## Provided records
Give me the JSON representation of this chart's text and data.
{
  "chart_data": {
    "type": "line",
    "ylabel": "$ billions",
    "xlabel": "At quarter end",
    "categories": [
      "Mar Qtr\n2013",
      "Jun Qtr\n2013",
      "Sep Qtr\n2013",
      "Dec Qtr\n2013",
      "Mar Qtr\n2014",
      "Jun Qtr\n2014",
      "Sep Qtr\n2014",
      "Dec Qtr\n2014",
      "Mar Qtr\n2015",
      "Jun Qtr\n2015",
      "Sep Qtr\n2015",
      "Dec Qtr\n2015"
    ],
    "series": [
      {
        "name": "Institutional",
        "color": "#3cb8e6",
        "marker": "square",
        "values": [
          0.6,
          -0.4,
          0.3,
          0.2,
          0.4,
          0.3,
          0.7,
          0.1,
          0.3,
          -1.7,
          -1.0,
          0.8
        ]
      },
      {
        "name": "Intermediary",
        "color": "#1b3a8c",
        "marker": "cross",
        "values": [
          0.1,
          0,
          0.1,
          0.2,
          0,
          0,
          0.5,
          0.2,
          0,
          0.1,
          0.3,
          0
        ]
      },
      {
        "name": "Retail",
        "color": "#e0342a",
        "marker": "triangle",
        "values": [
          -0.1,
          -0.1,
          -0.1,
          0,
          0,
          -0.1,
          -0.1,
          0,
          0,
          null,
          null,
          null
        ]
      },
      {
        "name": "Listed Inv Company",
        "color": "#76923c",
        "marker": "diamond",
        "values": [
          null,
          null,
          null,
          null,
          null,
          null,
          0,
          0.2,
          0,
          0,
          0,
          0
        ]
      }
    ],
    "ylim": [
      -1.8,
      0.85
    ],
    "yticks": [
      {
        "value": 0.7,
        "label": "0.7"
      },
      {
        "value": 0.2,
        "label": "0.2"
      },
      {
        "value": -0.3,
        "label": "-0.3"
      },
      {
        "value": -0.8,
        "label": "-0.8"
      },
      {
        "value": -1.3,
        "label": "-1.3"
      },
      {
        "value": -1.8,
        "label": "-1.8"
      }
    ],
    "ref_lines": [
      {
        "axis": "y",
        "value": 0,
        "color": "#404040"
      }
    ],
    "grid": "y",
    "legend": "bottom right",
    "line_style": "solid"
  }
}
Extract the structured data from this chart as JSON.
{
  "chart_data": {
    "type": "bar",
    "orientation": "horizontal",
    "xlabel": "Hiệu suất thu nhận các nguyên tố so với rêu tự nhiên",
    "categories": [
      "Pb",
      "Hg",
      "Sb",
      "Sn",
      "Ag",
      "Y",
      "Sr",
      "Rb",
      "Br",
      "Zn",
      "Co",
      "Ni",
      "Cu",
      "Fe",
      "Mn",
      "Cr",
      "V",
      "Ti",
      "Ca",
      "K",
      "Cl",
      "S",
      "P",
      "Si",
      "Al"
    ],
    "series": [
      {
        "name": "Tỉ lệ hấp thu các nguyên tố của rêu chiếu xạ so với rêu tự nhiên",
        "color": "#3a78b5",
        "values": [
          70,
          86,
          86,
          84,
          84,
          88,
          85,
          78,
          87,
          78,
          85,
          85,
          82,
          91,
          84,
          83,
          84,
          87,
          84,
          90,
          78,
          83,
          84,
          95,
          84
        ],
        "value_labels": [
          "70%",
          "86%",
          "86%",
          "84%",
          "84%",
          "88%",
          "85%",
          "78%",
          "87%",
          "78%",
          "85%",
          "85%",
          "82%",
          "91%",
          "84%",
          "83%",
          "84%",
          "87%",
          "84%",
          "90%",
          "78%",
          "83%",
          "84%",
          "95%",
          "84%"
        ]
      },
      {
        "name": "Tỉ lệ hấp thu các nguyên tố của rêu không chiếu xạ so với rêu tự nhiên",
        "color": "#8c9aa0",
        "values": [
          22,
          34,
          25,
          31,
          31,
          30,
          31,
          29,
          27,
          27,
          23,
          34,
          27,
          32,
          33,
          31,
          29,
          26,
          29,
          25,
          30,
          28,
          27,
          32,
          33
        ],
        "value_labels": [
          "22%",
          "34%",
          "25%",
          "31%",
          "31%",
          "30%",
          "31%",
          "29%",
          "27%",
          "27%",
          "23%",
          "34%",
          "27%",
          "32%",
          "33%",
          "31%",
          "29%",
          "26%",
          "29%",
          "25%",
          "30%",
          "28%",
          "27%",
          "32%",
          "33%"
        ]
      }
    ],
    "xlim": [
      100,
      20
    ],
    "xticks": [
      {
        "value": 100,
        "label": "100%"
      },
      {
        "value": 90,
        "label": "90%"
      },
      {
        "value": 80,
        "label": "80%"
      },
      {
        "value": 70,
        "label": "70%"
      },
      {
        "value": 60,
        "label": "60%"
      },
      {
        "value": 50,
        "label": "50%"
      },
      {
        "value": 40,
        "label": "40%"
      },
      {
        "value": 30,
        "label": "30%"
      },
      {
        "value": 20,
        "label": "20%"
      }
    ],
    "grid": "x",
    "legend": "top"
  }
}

* * *

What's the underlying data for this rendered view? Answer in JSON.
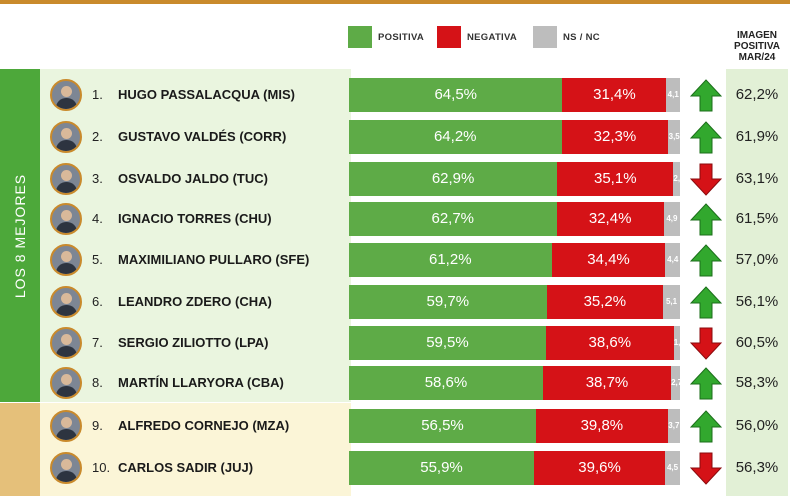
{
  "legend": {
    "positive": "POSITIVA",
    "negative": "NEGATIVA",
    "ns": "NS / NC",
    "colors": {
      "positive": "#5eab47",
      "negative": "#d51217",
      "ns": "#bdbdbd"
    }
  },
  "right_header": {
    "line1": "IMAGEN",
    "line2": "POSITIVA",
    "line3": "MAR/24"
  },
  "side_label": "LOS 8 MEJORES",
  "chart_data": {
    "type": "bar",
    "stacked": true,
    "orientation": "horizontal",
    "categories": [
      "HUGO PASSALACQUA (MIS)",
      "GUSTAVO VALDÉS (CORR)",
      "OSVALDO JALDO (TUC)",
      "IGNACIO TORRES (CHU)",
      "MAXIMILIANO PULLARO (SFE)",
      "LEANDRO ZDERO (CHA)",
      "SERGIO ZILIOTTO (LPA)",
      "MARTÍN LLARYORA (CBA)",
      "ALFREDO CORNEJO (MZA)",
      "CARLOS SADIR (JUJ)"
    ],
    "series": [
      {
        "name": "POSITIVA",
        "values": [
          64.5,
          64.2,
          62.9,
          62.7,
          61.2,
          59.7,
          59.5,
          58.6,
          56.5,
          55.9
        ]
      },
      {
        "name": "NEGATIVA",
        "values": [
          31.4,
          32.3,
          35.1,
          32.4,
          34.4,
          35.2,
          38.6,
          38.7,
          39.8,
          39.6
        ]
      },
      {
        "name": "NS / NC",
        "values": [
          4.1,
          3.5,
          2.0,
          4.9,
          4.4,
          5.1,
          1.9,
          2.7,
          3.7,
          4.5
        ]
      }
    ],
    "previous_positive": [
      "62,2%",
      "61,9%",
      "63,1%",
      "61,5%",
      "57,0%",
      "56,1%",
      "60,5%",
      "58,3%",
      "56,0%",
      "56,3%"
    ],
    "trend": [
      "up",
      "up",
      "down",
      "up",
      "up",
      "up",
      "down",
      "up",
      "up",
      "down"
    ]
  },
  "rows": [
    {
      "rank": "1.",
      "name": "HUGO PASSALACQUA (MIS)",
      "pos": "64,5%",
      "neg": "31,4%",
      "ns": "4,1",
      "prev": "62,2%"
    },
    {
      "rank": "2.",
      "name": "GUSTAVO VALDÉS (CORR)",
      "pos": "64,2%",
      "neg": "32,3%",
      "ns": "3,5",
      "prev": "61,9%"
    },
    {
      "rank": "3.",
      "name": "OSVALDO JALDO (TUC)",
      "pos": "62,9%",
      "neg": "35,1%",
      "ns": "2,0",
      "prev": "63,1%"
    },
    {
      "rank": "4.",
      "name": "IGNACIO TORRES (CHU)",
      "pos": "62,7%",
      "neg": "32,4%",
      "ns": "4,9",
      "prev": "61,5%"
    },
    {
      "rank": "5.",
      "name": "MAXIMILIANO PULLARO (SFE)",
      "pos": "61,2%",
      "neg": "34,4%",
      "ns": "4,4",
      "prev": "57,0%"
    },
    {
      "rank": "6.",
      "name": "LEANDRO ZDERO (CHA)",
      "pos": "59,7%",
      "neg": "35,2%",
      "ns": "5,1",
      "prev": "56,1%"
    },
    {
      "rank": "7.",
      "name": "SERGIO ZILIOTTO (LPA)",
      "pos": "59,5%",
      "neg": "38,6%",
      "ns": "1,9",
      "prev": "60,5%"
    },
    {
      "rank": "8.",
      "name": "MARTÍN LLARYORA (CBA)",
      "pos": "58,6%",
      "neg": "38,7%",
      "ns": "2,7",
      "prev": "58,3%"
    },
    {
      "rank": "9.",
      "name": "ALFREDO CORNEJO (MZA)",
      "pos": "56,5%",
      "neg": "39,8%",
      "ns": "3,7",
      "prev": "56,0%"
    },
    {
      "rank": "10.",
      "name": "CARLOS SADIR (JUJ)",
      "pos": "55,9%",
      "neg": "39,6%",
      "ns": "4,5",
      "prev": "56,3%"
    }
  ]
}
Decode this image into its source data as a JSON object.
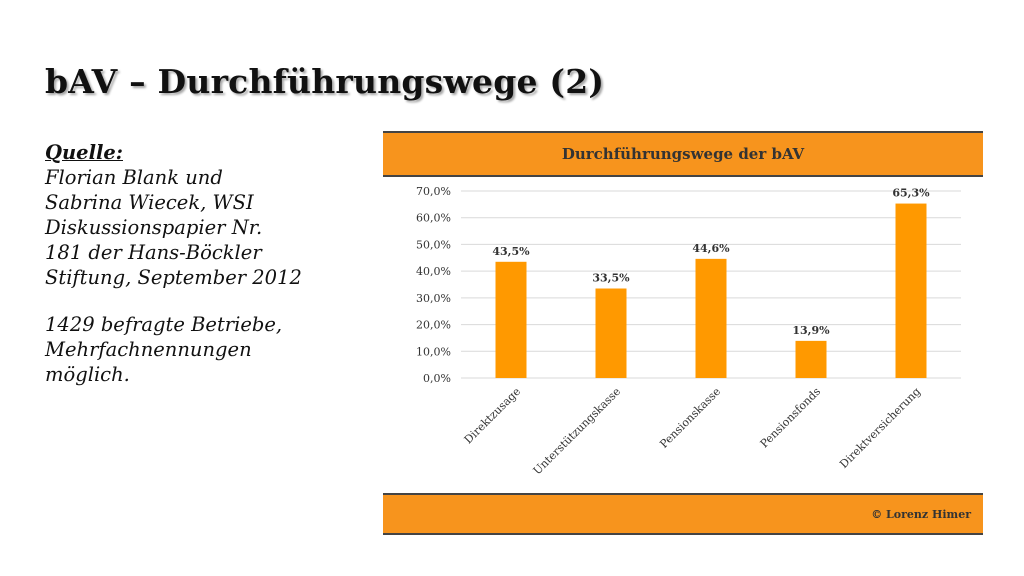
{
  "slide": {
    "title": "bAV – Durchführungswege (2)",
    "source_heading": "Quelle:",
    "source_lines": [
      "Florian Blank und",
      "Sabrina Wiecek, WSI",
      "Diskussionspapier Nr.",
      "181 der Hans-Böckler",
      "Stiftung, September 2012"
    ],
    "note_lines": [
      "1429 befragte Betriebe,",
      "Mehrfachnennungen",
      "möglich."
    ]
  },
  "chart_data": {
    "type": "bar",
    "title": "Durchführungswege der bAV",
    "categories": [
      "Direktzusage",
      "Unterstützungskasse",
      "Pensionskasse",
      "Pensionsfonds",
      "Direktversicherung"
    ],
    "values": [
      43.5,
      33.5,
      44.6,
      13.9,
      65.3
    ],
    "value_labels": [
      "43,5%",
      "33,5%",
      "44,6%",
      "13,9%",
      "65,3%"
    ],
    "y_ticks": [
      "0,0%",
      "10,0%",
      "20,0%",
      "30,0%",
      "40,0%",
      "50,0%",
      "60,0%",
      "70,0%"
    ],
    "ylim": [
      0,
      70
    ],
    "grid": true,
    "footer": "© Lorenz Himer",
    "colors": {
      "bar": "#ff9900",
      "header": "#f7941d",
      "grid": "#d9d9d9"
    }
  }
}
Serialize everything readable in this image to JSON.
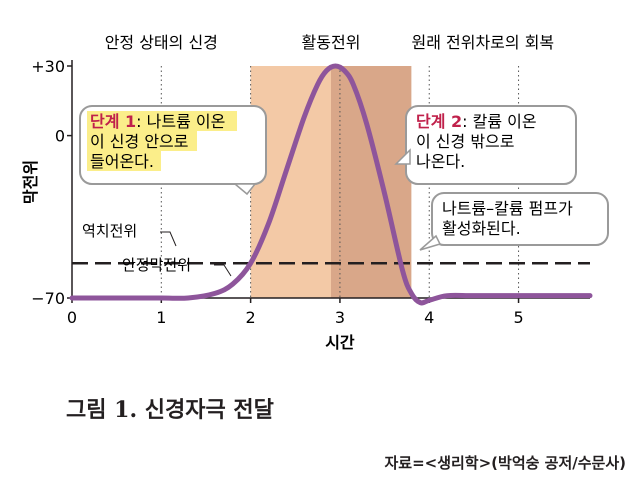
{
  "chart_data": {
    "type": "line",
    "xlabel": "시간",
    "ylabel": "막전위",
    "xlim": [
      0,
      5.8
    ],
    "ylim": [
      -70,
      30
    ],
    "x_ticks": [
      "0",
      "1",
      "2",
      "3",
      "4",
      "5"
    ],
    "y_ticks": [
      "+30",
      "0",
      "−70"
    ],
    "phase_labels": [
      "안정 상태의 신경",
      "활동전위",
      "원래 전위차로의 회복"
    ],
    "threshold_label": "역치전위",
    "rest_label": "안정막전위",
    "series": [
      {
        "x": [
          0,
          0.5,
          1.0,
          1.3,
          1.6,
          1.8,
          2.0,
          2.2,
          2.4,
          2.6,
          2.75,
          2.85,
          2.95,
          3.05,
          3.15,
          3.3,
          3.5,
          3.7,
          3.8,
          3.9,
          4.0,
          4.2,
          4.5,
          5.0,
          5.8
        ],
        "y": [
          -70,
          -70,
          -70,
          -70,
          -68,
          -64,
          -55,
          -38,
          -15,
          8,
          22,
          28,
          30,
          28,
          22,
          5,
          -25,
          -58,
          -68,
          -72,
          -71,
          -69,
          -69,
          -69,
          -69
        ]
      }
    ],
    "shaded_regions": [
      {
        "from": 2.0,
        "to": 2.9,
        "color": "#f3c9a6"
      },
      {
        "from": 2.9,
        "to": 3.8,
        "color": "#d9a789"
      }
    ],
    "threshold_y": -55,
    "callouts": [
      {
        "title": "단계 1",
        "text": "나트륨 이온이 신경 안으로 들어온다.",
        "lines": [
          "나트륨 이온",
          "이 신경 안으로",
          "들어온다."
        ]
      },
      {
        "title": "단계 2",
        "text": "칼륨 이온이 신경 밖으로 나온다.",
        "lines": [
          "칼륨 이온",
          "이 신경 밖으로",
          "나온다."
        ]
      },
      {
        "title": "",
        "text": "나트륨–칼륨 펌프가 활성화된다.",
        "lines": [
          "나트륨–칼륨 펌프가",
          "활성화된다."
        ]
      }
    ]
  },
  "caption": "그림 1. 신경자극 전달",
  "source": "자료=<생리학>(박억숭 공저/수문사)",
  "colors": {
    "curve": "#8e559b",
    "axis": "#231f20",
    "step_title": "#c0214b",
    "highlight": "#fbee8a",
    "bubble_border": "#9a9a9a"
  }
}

## Task objective
Only a number is wanted: how many lines above include "legend"?

## Answer below
3